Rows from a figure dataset
-- start --

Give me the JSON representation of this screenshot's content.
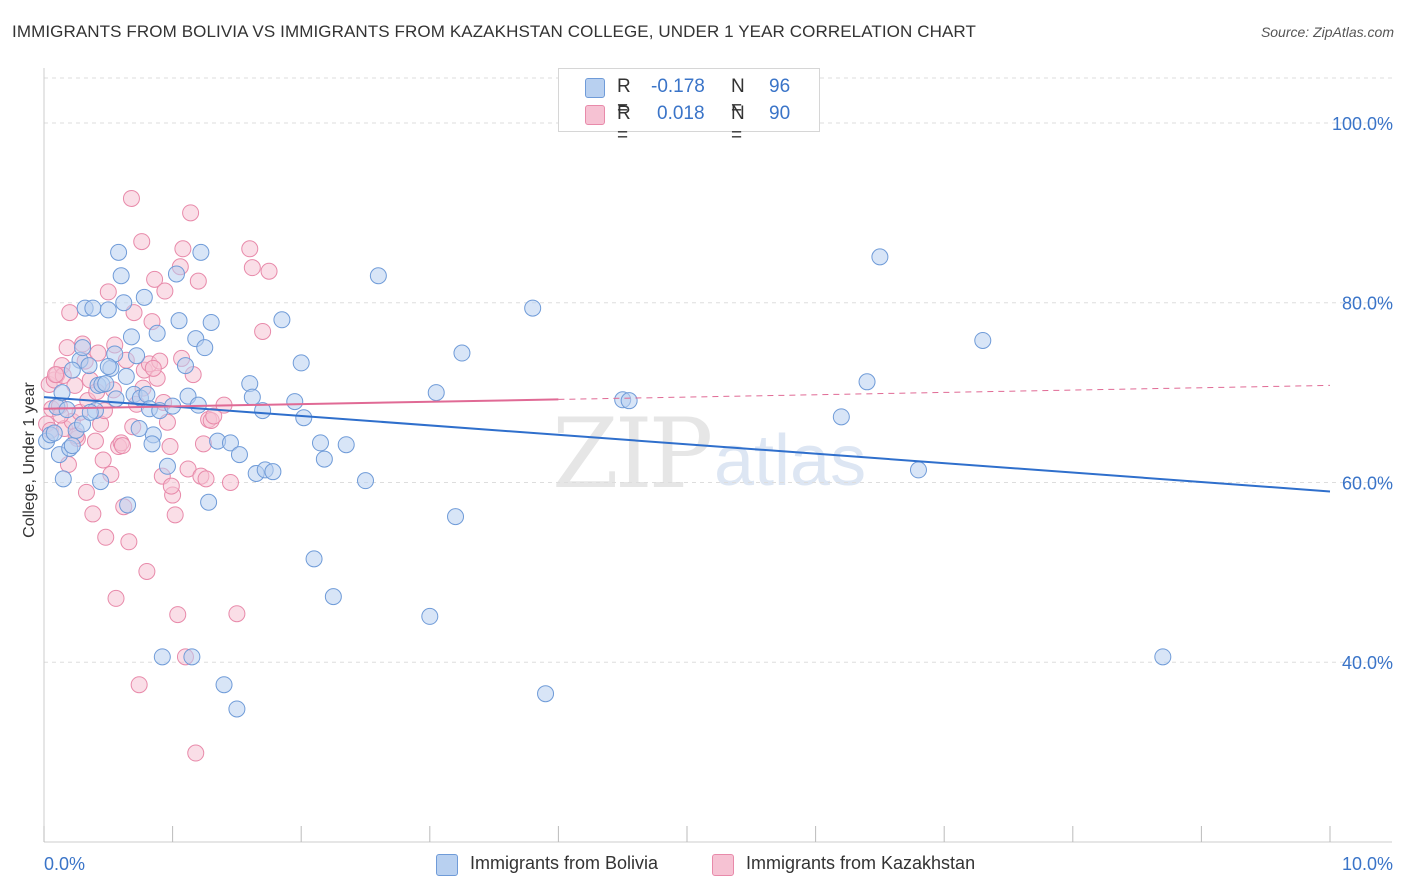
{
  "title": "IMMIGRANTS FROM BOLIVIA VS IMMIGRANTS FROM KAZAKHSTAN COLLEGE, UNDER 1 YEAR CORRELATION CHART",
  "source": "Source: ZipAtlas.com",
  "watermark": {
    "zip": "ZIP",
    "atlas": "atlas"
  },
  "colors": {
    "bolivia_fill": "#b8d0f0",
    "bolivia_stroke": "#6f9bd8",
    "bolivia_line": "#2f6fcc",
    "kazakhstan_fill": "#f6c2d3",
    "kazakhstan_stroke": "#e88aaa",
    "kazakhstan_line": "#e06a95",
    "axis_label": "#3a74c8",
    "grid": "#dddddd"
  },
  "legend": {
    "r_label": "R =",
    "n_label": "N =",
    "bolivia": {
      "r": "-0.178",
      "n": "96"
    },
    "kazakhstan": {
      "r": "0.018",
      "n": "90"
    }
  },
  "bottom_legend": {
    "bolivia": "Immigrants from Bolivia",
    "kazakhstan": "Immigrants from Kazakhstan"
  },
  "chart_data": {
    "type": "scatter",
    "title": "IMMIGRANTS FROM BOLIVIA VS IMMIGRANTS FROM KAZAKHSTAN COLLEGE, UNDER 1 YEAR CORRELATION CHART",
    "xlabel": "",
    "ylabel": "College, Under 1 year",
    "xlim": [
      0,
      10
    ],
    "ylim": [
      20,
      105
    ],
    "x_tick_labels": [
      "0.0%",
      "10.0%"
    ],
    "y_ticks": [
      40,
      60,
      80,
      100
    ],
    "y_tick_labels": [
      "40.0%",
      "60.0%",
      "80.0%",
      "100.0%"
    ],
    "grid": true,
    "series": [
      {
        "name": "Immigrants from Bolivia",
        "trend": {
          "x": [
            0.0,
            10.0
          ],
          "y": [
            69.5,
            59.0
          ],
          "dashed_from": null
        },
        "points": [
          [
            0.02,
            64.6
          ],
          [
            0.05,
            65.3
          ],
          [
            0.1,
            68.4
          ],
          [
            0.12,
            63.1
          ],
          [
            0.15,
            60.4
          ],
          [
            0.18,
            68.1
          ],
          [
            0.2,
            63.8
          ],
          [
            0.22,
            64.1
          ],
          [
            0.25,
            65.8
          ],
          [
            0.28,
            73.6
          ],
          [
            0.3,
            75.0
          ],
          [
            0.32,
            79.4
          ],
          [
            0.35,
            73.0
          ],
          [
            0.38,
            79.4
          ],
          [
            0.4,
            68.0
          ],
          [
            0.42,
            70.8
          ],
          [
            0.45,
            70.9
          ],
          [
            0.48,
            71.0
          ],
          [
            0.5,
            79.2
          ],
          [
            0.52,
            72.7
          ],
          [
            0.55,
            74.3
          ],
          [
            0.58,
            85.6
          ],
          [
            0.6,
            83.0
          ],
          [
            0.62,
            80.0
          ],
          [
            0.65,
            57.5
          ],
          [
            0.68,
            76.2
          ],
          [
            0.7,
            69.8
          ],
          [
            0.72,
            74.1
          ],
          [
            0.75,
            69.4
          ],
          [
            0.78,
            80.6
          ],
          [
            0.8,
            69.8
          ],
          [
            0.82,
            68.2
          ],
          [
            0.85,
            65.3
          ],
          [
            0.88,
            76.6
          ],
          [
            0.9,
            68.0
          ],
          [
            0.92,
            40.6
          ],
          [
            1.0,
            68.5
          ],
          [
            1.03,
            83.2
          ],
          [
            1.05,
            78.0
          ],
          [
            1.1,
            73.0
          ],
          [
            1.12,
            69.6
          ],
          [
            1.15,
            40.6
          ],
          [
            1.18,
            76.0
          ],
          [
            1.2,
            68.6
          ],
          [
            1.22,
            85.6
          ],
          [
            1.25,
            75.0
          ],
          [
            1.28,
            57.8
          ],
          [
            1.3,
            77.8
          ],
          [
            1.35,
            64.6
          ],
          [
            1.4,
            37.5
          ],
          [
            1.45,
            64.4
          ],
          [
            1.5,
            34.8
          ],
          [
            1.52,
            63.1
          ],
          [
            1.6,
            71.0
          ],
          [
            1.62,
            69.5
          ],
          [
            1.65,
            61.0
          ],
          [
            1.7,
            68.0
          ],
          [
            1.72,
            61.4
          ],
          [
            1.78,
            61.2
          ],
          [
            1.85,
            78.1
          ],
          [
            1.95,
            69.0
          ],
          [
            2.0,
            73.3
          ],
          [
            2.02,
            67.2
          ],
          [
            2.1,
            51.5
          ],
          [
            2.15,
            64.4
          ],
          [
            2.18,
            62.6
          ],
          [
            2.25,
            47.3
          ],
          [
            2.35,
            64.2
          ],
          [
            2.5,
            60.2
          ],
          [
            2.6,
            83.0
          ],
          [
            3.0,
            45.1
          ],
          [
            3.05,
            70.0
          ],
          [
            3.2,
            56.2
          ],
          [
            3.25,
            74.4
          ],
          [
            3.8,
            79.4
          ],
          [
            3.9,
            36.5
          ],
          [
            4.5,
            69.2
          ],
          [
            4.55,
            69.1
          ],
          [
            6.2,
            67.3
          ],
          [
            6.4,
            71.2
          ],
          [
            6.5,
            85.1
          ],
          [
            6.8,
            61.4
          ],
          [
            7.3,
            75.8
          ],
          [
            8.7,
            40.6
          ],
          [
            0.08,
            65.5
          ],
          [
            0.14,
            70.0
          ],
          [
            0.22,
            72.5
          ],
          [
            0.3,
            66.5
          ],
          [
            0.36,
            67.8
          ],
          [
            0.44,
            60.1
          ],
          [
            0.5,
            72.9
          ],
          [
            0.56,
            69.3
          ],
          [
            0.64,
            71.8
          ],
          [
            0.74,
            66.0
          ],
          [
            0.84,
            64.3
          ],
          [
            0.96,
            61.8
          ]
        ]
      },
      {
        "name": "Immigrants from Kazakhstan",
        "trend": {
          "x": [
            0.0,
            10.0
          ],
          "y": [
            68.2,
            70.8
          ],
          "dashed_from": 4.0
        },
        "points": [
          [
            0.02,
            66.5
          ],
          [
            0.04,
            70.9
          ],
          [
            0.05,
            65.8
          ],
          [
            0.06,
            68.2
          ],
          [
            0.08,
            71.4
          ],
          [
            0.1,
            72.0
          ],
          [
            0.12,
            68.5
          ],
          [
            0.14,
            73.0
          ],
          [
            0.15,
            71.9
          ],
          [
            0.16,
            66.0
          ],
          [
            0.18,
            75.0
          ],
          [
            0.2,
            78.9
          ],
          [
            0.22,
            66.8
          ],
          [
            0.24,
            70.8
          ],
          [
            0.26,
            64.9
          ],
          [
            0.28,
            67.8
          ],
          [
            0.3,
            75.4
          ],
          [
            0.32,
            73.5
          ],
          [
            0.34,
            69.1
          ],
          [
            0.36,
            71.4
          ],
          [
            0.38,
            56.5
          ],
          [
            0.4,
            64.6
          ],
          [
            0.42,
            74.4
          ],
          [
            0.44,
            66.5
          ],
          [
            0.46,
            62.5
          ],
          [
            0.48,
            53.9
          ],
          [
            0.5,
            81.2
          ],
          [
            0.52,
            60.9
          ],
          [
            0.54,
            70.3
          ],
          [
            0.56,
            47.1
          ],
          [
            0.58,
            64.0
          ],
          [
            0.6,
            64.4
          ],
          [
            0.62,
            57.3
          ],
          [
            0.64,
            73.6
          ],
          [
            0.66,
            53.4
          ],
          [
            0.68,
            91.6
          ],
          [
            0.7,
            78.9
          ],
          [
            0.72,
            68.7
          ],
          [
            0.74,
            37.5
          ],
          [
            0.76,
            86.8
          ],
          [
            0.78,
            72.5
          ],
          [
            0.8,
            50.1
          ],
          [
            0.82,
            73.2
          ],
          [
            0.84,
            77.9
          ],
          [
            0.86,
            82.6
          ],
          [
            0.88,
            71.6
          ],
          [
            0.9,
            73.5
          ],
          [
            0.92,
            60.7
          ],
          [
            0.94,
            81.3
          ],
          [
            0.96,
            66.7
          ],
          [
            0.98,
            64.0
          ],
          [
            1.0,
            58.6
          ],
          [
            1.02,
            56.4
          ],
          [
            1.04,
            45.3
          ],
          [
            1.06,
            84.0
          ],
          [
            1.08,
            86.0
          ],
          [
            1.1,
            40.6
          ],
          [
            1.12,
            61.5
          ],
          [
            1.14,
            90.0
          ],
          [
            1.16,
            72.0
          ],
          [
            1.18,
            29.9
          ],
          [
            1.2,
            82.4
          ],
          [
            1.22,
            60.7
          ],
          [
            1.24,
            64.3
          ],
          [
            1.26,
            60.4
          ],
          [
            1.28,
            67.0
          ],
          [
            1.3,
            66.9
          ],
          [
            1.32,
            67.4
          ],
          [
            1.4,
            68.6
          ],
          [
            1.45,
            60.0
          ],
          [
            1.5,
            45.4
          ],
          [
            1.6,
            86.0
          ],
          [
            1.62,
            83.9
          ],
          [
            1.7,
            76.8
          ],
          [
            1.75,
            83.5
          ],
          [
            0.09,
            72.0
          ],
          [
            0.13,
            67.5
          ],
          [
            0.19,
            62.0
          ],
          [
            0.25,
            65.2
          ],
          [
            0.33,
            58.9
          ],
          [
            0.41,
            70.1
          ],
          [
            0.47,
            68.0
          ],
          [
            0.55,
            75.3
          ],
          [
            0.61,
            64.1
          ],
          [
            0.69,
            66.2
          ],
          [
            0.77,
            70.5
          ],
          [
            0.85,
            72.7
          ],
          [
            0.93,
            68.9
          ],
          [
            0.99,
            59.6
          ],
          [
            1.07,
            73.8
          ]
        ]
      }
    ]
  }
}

-- end --
-- start --

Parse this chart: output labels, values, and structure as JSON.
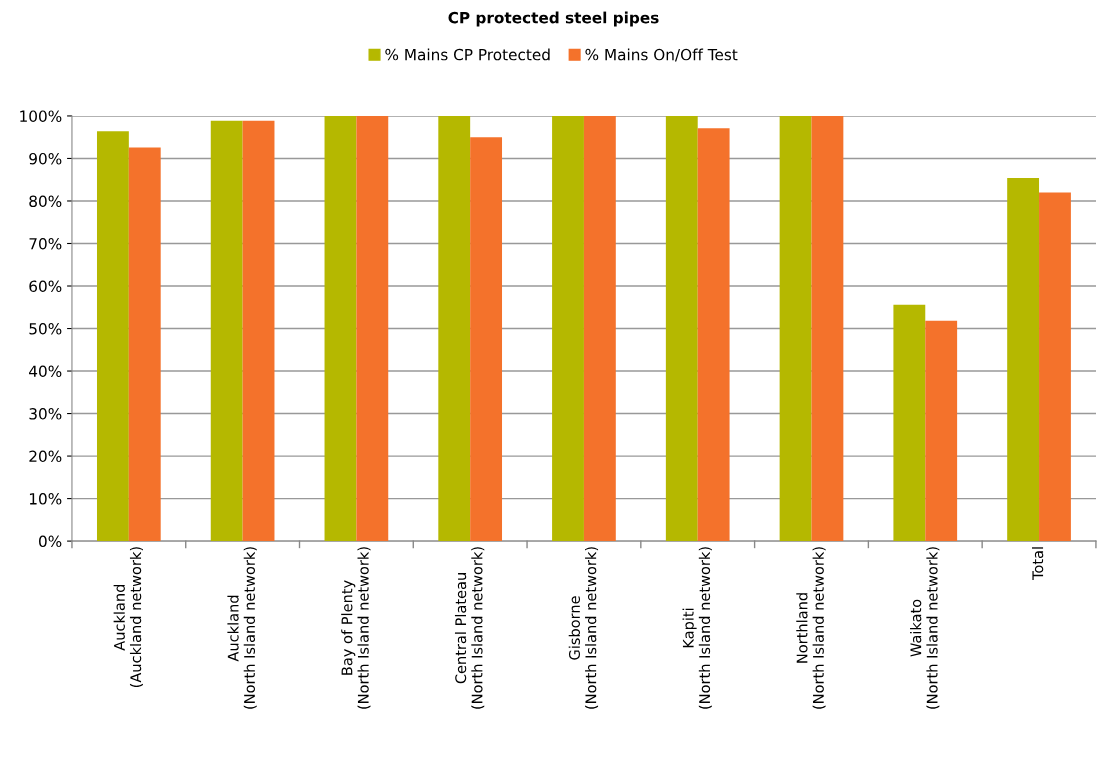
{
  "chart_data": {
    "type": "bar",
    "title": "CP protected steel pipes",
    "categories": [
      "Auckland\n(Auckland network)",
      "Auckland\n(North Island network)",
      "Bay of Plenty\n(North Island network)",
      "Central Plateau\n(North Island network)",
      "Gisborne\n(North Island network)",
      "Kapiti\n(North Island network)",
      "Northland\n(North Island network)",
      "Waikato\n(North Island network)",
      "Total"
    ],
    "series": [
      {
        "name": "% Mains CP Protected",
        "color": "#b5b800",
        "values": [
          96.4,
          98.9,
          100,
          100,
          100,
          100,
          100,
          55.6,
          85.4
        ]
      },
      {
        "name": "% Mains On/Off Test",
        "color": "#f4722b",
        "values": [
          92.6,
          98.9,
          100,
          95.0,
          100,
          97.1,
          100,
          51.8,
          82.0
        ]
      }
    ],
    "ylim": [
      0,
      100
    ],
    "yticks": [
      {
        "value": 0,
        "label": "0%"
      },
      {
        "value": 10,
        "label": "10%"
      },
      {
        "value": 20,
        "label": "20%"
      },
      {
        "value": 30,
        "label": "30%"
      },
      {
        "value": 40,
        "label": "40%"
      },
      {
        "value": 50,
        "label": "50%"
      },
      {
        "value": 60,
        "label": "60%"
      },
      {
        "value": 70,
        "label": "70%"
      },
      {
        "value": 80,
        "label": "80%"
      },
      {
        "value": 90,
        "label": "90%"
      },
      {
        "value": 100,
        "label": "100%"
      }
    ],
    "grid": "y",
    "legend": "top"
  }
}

-- end --

§ **Written task**
Which lines hold the word "JSON"? Copy all of them.

§ **The response**
Give me the JSON representation of this screenshot's content.
Parse this chart: output labels, values, and structure as JSON.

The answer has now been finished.